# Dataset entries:
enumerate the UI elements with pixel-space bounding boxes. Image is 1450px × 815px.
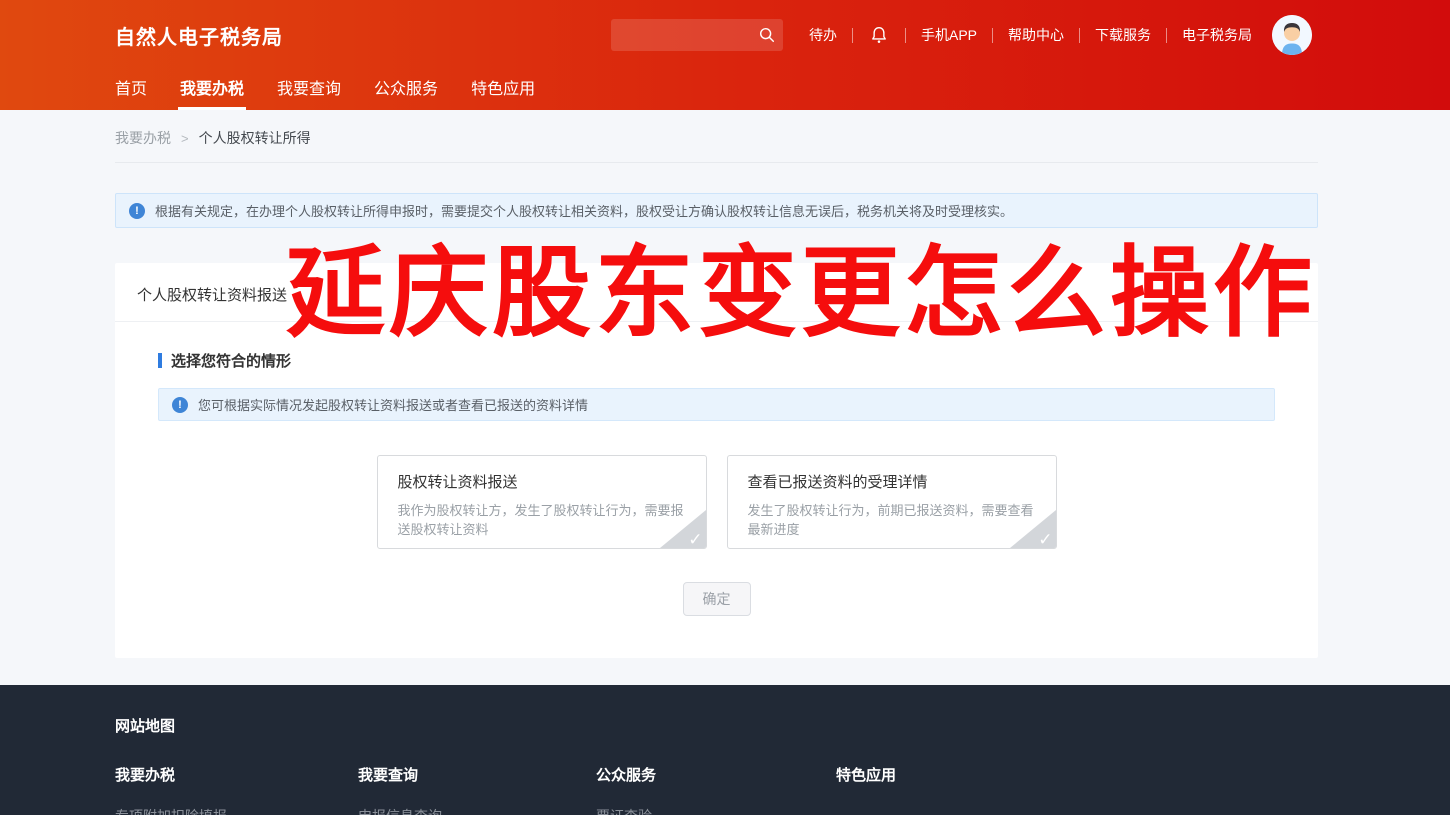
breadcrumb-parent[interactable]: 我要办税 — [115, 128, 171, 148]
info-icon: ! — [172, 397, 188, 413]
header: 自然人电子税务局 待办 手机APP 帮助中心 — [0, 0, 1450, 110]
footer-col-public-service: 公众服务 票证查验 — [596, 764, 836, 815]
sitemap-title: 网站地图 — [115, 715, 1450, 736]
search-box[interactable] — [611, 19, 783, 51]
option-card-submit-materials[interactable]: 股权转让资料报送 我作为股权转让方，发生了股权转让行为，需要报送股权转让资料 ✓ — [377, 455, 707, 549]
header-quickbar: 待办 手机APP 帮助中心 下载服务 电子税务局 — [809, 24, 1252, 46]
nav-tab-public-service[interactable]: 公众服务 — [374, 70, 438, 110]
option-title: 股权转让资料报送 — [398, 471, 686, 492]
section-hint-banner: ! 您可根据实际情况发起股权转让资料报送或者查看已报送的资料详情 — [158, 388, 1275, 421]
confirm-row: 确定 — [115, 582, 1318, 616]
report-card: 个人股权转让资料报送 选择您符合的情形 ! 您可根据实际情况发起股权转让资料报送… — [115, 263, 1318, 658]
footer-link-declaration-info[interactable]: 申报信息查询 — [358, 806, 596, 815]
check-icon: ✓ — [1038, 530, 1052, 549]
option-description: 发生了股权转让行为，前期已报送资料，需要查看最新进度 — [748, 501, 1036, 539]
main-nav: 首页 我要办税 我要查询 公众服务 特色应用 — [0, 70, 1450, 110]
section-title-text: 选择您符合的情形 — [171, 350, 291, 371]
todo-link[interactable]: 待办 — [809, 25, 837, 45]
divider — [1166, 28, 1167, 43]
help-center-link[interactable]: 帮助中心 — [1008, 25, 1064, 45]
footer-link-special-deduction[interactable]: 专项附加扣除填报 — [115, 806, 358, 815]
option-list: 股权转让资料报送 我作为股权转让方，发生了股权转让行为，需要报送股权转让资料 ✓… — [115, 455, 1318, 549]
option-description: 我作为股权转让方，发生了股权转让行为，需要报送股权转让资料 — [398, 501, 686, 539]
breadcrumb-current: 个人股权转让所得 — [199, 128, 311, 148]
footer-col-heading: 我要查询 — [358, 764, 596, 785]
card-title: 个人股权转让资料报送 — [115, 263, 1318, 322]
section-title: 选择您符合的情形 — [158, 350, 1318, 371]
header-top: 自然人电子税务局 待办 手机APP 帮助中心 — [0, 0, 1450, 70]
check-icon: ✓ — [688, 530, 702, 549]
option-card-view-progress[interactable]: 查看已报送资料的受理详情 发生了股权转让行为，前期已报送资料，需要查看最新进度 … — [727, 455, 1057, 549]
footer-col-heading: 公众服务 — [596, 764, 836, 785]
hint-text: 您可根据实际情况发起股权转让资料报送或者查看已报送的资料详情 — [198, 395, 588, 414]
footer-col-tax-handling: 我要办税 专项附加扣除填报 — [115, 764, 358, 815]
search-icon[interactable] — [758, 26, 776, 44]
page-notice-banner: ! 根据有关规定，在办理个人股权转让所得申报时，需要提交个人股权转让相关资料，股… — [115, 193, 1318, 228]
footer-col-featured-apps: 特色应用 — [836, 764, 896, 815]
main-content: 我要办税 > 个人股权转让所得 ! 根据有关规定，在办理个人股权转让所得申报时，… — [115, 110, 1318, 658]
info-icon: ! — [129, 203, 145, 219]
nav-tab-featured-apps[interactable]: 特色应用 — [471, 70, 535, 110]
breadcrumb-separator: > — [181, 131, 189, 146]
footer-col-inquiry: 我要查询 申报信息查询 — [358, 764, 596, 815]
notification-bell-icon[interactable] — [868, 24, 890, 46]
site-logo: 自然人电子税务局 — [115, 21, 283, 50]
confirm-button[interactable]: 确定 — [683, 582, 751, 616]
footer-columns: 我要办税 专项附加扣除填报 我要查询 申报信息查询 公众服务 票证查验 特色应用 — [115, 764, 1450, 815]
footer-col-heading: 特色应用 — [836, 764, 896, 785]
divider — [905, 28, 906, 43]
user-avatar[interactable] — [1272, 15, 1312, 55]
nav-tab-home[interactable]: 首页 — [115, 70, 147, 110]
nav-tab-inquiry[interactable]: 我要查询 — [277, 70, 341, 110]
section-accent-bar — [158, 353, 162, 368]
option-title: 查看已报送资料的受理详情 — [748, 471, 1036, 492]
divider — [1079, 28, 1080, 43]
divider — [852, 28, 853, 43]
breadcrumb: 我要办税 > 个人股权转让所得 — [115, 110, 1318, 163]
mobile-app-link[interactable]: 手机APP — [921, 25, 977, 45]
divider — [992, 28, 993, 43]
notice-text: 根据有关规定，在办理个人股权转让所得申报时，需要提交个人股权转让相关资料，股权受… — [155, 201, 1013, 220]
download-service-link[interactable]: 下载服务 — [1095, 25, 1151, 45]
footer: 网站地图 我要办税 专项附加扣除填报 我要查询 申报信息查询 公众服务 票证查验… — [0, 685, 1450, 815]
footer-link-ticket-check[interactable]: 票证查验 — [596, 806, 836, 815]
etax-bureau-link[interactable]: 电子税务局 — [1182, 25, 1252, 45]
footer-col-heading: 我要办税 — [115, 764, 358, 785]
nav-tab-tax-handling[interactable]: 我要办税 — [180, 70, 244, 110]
==
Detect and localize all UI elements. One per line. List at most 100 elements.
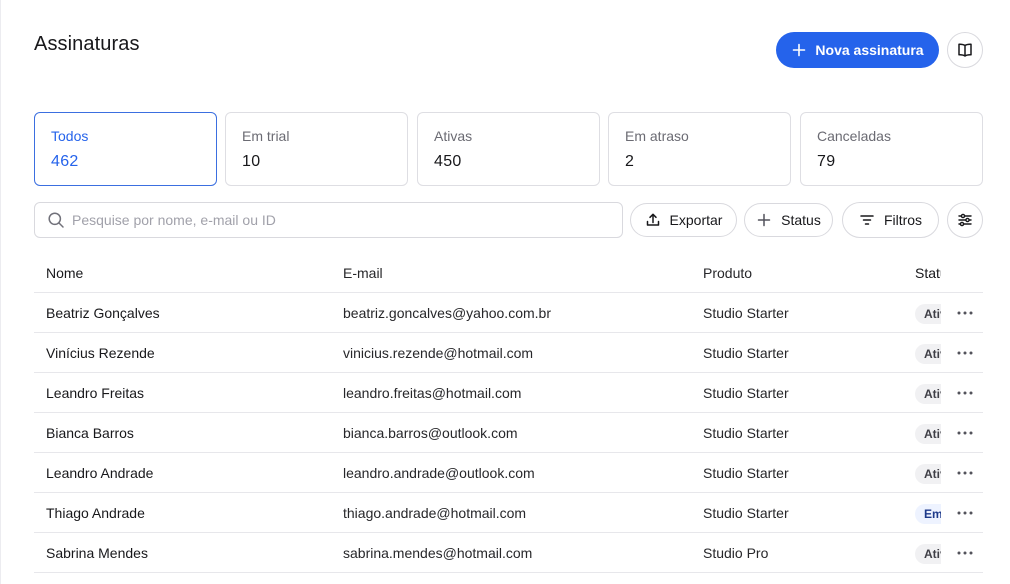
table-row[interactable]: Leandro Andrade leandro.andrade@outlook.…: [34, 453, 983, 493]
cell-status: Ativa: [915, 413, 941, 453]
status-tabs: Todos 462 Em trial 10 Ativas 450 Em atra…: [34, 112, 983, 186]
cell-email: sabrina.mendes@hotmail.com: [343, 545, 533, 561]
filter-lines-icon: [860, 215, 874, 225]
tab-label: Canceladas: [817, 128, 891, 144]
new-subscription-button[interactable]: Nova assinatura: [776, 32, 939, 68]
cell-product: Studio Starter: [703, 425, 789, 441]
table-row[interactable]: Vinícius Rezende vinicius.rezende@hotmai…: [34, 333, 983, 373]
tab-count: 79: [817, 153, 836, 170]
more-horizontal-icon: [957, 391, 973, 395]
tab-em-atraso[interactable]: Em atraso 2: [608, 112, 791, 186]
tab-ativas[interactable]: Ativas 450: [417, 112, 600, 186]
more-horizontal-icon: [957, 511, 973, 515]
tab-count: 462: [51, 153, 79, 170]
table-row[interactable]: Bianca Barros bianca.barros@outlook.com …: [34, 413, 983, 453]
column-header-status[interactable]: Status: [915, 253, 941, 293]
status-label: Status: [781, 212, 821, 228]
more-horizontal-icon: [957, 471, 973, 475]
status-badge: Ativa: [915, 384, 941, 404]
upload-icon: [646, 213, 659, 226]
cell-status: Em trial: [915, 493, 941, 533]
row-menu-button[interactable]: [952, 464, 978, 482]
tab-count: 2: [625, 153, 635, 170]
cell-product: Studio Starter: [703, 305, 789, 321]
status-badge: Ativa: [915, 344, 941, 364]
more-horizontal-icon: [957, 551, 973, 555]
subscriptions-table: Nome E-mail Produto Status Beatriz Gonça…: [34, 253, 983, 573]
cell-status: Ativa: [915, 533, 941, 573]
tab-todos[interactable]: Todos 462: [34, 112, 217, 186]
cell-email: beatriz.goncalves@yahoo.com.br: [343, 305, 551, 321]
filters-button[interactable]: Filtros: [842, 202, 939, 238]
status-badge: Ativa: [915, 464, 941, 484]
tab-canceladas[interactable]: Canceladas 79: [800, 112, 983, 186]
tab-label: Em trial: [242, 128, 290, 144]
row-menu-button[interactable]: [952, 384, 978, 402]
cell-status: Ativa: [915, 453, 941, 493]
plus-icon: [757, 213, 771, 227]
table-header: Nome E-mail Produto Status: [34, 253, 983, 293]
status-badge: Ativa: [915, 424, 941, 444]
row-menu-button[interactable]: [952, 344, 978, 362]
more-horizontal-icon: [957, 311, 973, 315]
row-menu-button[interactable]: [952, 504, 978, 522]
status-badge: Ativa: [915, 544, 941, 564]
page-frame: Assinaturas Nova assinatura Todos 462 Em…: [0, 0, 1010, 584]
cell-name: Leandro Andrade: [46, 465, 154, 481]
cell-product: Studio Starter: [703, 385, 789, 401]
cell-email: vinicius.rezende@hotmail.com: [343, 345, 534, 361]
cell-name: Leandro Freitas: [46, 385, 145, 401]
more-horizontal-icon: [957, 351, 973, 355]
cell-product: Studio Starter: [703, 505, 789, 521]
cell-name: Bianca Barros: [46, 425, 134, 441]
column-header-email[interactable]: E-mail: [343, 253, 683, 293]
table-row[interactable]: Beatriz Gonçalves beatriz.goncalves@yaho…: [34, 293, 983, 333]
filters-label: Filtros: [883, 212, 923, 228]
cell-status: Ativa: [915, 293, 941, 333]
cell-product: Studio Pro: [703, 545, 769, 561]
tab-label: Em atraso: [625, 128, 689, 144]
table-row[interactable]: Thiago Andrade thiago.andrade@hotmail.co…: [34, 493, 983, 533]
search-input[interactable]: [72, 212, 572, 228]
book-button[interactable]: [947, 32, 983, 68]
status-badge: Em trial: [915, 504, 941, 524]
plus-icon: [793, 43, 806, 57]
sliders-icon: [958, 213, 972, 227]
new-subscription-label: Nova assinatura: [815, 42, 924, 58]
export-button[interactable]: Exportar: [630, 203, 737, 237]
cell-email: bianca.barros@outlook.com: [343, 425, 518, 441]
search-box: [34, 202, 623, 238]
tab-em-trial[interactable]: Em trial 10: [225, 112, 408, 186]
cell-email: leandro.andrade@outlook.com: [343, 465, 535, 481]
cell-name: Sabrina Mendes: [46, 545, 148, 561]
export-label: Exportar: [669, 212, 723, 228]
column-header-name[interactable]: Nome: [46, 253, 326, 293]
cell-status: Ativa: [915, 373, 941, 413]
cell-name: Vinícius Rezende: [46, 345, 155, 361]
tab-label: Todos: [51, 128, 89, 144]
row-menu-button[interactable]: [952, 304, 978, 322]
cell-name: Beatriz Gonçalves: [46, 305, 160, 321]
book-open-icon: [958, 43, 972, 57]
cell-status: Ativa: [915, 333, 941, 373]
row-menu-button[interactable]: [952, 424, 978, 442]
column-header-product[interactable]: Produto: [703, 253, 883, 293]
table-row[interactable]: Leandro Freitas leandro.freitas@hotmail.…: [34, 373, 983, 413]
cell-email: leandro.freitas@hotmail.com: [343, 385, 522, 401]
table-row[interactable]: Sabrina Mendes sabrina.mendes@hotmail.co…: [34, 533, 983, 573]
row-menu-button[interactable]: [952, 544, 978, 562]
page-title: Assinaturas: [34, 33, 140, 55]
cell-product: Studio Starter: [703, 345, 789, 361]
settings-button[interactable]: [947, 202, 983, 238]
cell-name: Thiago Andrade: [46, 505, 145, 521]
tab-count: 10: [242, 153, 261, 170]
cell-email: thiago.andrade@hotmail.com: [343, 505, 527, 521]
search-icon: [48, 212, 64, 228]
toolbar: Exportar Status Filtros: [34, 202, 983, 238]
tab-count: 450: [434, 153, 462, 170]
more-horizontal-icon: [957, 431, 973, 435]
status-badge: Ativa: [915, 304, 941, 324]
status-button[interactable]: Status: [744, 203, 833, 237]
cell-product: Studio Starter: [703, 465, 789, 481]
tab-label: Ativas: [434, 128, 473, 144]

# Short exercise:
Locate each line in the entries above that contains the string "trial" and copy it out. Matches are case-sensitive.

# The completed task:
status-tabs: Todos 462 Em trial 10 Ativas 450 Em atra…: [34, 112, 983, 186]
cell-status: Em trial: [915, 493, 941, 533]
tab-label: Em trial: [242, 128, 290, 144]
status-badge: Em trial: [915, 504, 941, 524]
tab-em-trial[interactable]: Em trial 10: [225, 112, 408, 186]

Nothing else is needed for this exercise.